Collected data entries:

____

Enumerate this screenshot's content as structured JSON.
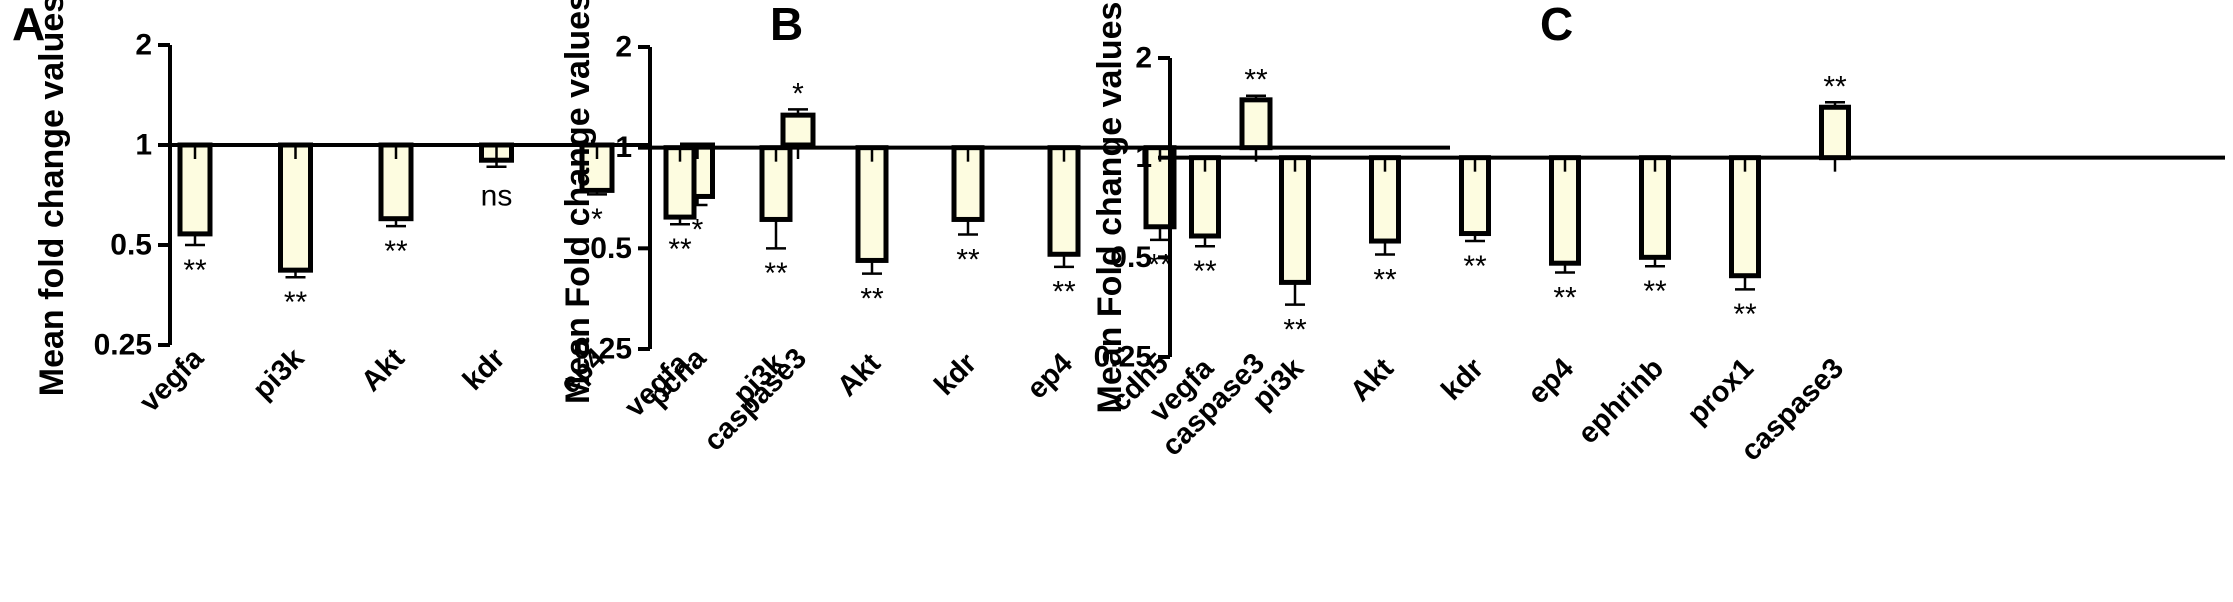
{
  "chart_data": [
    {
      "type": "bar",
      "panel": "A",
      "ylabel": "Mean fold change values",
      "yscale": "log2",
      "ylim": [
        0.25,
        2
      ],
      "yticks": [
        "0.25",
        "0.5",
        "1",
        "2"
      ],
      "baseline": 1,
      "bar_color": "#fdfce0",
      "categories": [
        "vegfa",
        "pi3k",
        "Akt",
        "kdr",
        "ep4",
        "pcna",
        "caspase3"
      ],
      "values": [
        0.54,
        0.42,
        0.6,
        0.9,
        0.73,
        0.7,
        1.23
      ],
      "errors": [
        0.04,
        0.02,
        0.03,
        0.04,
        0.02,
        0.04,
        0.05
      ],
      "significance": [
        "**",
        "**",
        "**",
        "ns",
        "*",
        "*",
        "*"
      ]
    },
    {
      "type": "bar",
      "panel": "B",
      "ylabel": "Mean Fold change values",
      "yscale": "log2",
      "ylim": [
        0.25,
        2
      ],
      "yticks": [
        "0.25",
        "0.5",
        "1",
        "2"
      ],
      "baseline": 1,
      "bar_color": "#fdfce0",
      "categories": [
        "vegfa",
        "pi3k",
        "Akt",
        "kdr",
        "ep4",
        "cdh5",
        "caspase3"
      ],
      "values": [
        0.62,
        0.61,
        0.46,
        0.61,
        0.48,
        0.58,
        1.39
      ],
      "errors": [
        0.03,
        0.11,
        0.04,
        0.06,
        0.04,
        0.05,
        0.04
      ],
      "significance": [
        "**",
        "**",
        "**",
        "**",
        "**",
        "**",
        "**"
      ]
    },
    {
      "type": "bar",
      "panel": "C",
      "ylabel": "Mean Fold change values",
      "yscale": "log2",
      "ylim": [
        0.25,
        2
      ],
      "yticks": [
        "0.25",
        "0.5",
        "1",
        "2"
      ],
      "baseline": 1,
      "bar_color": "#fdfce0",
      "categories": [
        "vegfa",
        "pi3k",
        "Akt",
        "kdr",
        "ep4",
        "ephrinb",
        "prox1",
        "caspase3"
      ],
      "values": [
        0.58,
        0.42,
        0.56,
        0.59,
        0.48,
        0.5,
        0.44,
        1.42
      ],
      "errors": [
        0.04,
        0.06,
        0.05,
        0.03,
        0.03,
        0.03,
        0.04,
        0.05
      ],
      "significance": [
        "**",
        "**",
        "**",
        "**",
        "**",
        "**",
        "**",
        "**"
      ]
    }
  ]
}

____

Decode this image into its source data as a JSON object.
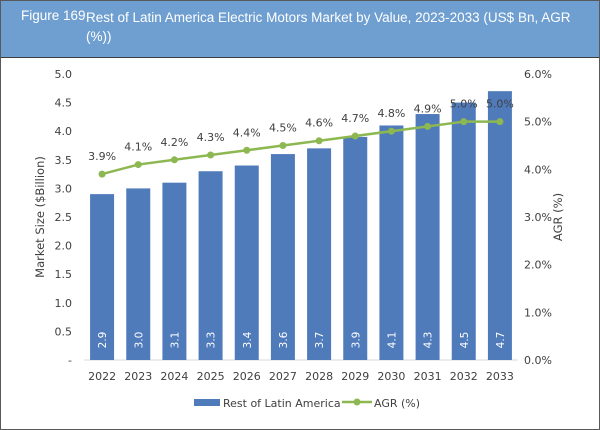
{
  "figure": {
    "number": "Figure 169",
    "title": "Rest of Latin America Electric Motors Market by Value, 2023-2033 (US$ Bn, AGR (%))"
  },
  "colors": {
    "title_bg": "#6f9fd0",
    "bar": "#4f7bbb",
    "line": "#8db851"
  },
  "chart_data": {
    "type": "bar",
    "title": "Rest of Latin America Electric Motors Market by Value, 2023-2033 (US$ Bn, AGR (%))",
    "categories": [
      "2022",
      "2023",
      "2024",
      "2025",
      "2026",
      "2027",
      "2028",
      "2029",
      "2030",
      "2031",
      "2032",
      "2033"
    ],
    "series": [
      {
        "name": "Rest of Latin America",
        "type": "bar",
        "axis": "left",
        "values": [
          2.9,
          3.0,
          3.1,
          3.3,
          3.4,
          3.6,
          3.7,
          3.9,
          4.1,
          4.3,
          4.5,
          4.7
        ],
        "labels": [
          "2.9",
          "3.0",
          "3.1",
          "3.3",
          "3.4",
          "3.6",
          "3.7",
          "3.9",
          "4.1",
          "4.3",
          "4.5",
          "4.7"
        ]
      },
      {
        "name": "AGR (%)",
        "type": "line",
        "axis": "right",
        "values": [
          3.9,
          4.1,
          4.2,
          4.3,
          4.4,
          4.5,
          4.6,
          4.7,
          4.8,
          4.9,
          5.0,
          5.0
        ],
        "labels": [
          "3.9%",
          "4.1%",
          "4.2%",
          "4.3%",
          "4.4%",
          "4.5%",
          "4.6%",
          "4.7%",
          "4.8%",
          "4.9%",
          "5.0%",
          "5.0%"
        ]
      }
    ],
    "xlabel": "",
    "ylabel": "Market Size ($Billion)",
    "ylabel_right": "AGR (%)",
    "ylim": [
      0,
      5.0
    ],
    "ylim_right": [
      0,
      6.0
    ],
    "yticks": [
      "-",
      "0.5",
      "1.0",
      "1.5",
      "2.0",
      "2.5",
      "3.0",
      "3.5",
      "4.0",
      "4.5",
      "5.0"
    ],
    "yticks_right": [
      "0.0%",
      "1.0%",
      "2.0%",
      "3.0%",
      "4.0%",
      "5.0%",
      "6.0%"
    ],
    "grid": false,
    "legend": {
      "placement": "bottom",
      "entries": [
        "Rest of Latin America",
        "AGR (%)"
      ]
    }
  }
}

____

• GOAL:
Pull out all lines from the listing that contain the string "Electric".

• TASK RESULT:
    "title": "Rest of Latin America Electric Motors Market by Value, 2023-2033 (US$ Bn, AGR (%))"
    "title": "Rest of Latin America Electric Motors Market by Value, 2023-2033 (US$ Bn, AGR (%))",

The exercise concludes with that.